-- Start of Records to process --
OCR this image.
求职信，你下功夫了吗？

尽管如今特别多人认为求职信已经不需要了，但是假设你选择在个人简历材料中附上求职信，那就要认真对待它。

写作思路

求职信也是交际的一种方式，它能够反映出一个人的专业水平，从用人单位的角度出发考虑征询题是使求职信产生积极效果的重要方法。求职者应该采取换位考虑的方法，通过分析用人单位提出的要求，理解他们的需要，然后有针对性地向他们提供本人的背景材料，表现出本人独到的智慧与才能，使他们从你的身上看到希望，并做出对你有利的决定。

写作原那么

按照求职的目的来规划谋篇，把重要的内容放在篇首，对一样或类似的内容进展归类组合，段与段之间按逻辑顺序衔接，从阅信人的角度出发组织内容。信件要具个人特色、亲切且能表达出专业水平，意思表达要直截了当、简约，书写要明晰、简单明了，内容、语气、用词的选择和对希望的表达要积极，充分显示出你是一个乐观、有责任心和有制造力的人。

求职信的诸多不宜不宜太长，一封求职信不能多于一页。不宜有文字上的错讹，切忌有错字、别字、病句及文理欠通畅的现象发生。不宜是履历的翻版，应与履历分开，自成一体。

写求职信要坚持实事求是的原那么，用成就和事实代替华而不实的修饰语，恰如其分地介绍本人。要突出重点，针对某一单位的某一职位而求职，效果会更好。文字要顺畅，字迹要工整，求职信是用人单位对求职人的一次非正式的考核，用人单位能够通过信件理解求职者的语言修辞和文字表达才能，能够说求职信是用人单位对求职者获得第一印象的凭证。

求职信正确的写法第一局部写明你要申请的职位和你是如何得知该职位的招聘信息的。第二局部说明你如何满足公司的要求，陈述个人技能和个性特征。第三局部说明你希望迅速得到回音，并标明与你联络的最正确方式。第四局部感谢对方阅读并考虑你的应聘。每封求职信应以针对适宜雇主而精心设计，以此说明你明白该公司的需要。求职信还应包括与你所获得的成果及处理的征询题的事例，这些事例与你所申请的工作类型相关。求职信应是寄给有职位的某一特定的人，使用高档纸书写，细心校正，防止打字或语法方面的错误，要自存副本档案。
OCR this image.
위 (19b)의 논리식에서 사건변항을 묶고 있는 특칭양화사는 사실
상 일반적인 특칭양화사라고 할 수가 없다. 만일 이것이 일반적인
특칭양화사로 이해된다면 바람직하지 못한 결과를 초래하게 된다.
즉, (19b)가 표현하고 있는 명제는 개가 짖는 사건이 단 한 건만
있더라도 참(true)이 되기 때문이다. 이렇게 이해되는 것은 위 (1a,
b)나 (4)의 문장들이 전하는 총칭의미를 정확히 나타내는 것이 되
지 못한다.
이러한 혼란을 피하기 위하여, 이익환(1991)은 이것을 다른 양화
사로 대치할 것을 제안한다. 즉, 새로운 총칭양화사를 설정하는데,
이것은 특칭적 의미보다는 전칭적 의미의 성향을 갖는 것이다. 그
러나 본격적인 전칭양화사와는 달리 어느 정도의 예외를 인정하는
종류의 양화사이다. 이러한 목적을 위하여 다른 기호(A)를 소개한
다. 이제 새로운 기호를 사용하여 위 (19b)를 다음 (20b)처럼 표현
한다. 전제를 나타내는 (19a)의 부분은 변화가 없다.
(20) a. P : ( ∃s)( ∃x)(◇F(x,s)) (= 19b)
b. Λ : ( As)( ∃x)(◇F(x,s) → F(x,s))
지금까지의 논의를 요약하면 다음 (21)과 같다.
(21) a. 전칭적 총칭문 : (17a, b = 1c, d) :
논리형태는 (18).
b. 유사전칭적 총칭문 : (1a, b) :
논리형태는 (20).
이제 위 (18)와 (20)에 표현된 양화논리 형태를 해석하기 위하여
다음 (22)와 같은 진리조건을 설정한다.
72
-- End of Records to process --
» Directive
Pull out all lines containing "나타내는".

» Response for this exercise
b)나 (4)의 문장들이 전하는 총칭의미를 정확히 나타내는 것이 되
한다. 전제를 나타내는 (19a)의 부분은 변화가 없다.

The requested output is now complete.